→ **EXERCISE AIM**:
From the entries below, extract every line that includes the word "Nephelite".

→ **MATERIAL PROVIDED**:

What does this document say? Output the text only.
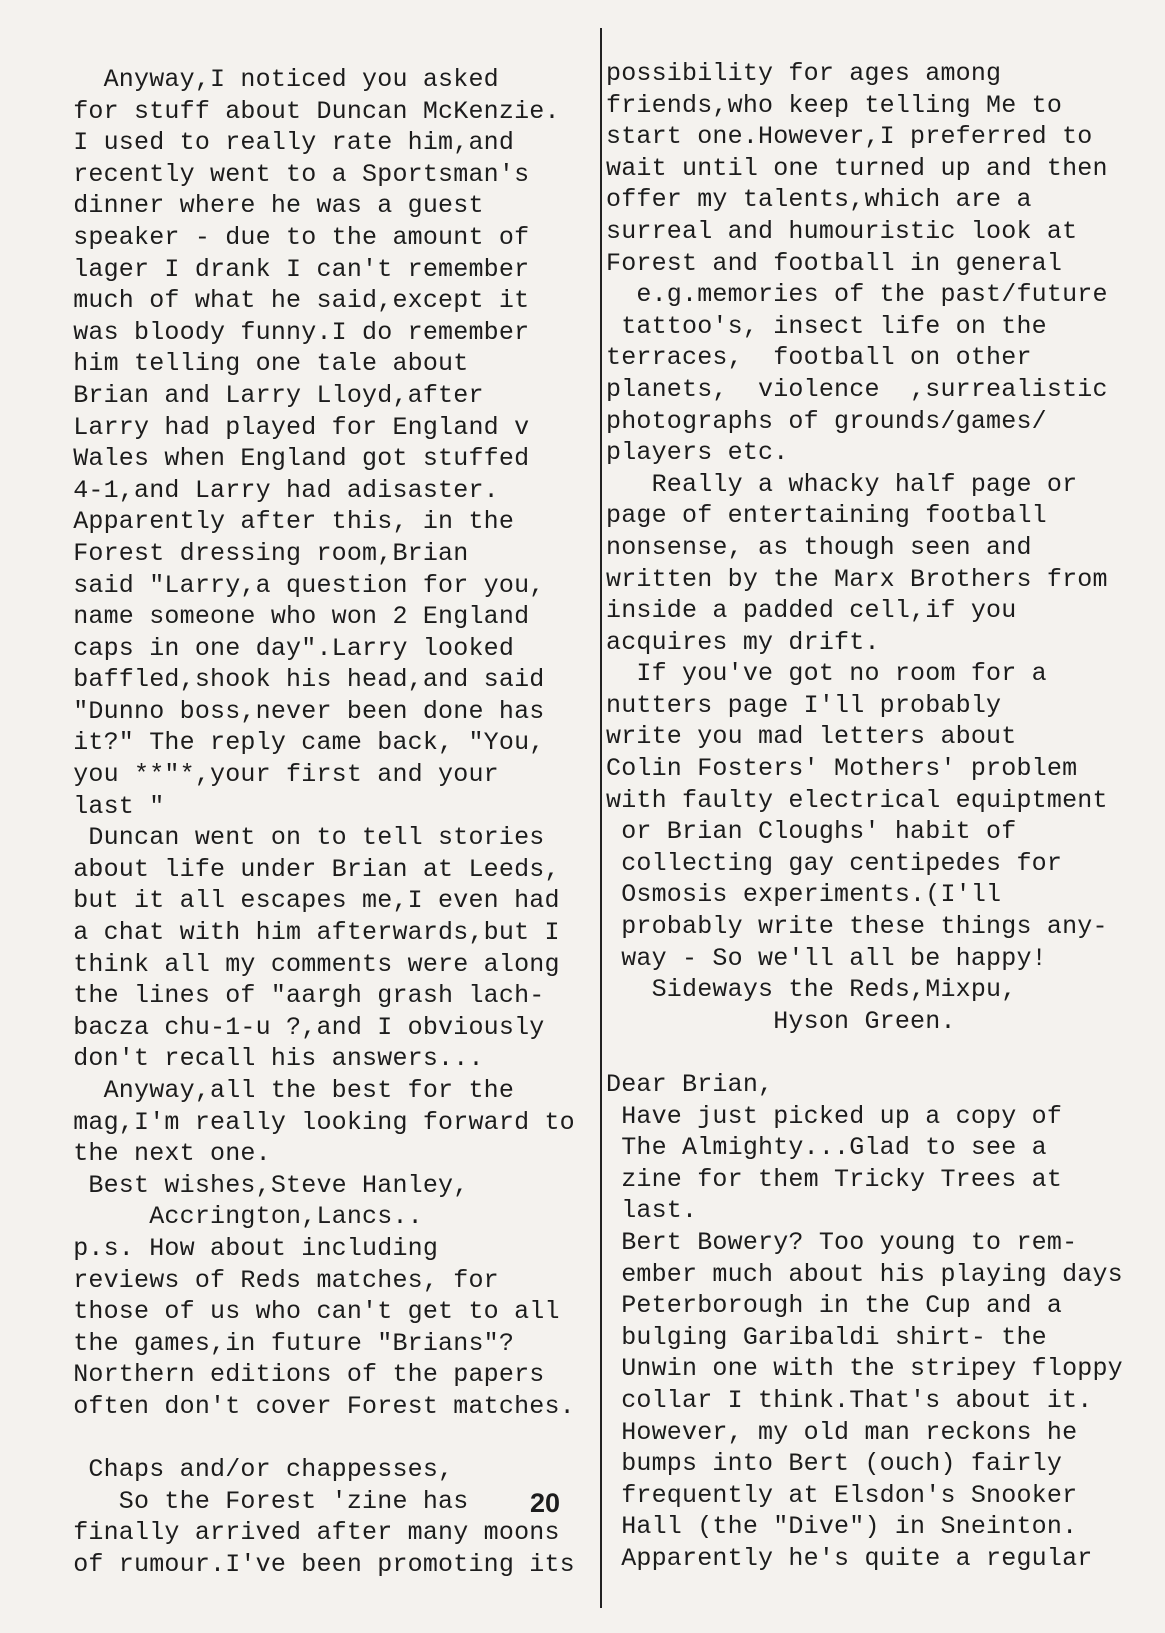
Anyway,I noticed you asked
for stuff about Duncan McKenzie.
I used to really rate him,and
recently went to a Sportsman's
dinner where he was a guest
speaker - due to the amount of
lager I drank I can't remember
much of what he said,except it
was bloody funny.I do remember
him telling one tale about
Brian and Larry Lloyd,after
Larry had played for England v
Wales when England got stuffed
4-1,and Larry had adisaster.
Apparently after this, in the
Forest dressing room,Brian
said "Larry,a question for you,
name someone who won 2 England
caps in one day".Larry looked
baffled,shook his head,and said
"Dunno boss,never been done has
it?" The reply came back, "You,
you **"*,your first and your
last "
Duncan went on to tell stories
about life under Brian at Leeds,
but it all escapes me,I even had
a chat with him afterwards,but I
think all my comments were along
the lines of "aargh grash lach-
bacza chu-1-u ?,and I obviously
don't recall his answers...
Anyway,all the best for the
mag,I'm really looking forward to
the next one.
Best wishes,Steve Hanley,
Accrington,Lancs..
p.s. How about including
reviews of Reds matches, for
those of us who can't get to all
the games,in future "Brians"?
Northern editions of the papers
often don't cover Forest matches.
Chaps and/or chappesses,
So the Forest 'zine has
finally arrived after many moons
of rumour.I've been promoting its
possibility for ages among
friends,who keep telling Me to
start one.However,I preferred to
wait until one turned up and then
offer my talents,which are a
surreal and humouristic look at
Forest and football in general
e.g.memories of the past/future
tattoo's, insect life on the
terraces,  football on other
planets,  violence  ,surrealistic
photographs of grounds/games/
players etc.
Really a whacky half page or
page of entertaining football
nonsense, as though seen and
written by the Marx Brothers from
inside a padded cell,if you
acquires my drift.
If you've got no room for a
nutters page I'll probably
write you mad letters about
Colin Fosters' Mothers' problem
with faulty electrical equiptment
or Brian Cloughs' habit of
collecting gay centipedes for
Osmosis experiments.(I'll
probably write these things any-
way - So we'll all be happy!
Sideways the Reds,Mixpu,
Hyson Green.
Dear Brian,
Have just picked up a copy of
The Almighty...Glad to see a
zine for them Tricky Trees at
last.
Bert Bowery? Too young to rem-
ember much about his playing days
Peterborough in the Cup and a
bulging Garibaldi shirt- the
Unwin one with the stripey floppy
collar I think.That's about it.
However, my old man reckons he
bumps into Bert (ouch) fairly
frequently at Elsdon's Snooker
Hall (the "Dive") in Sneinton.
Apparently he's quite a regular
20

* * *

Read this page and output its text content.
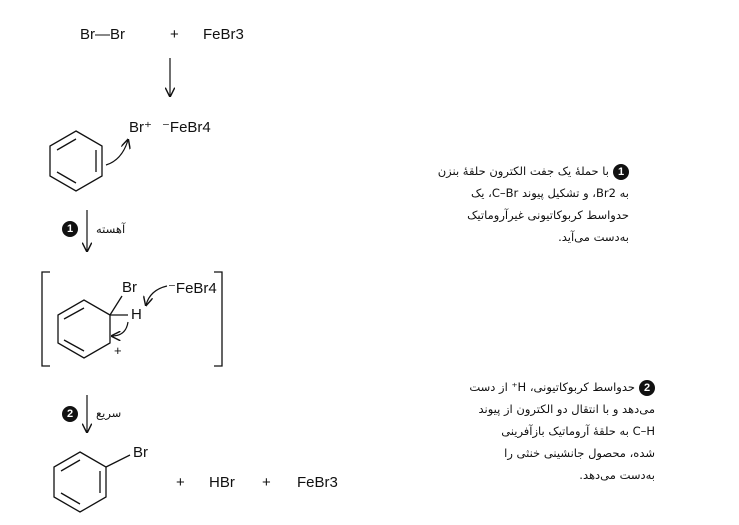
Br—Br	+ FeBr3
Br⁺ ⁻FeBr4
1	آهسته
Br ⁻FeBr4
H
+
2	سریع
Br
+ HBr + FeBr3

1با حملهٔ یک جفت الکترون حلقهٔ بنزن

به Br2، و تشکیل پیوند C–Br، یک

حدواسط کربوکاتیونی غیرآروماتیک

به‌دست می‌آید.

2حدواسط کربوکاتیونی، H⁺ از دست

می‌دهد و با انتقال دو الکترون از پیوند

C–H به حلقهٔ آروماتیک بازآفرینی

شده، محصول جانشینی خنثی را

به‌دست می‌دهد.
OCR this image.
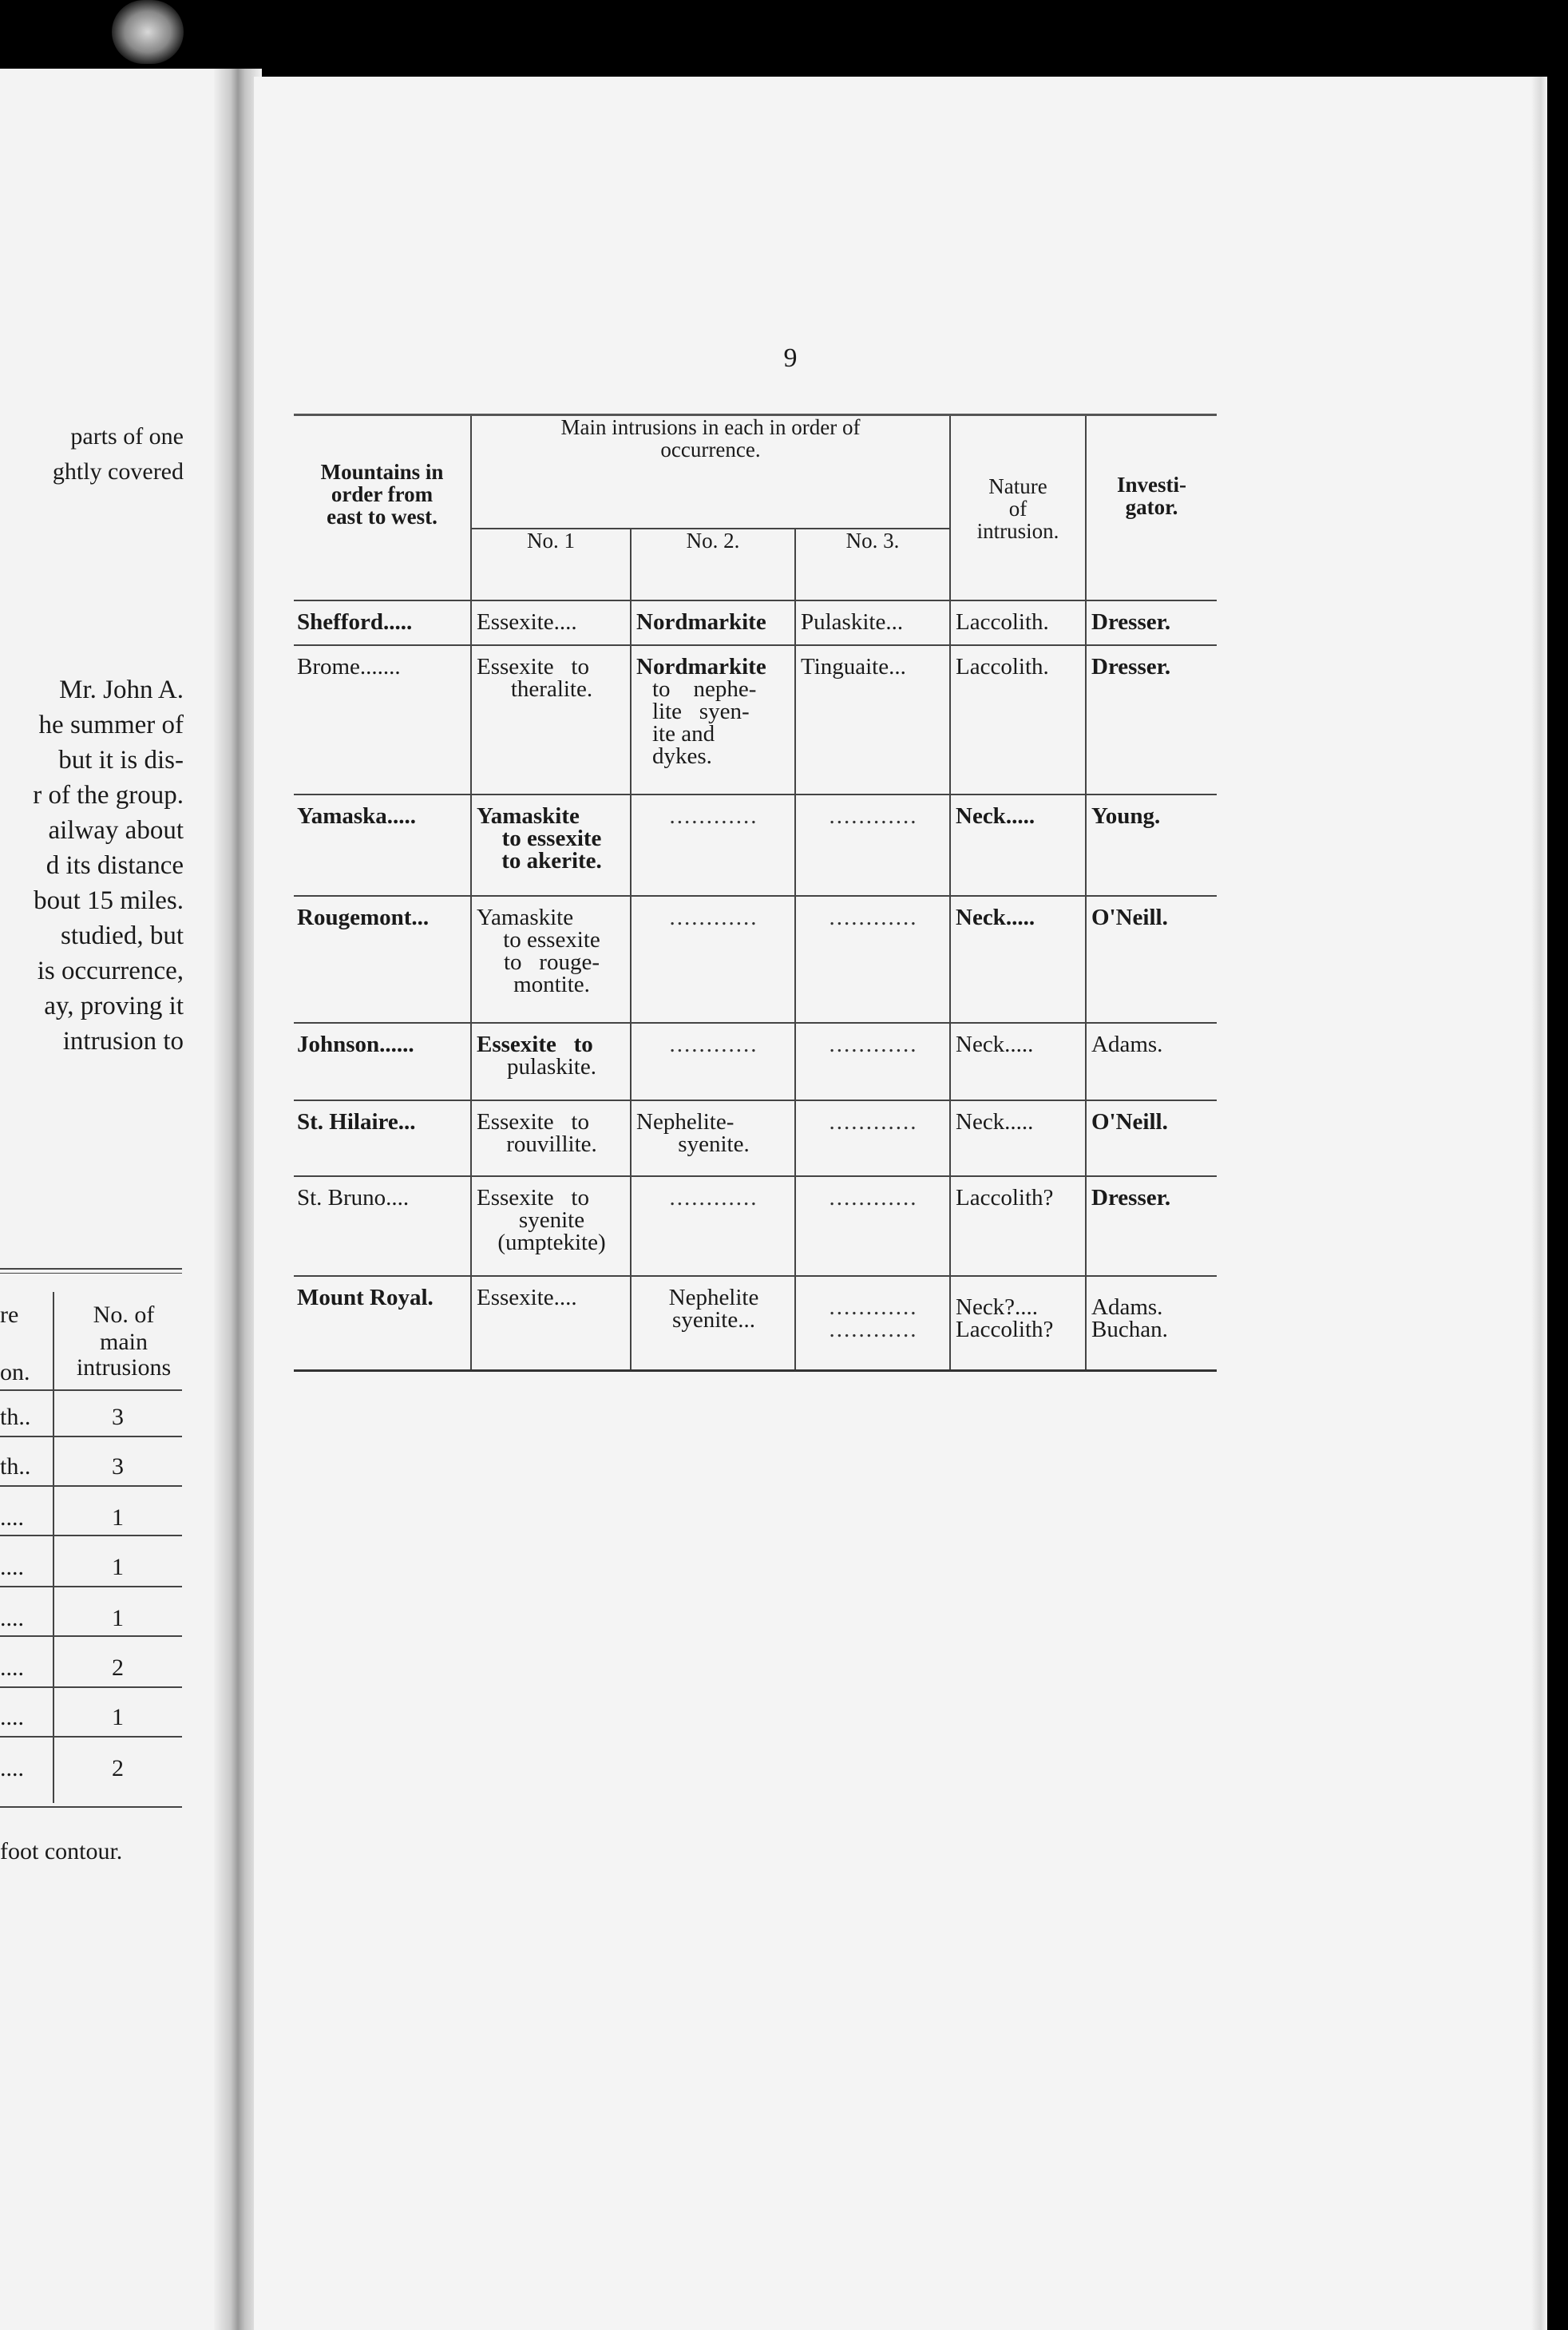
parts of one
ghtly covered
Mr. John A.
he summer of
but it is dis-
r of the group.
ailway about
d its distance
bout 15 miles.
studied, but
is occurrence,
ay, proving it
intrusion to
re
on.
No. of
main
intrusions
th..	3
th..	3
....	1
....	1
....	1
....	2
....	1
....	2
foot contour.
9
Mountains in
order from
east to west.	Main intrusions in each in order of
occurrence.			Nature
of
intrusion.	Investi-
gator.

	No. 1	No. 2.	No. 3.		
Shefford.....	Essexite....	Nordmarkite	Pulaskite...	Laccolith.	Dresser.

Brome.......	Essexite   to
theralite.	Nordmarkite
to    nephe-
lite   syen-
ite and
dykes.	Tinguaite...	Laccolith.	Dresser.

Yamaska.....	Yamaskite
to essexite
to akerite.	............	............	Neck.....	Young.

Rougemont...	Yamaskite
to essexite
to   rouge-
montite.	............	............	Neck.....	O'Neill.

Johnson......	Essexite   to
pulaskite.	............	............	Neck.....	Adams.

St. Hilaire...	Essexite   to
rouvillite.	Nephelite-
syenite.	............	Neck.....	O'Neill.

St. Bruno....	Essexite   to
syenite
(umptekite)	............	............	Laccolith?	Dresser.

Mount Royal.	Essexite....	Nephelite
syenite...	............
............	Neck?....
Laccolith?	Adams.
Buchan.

→ **THE RESPONSE**:
rouvillite.	Nephelite-
Mount Royal.	Essexite....	Nephelite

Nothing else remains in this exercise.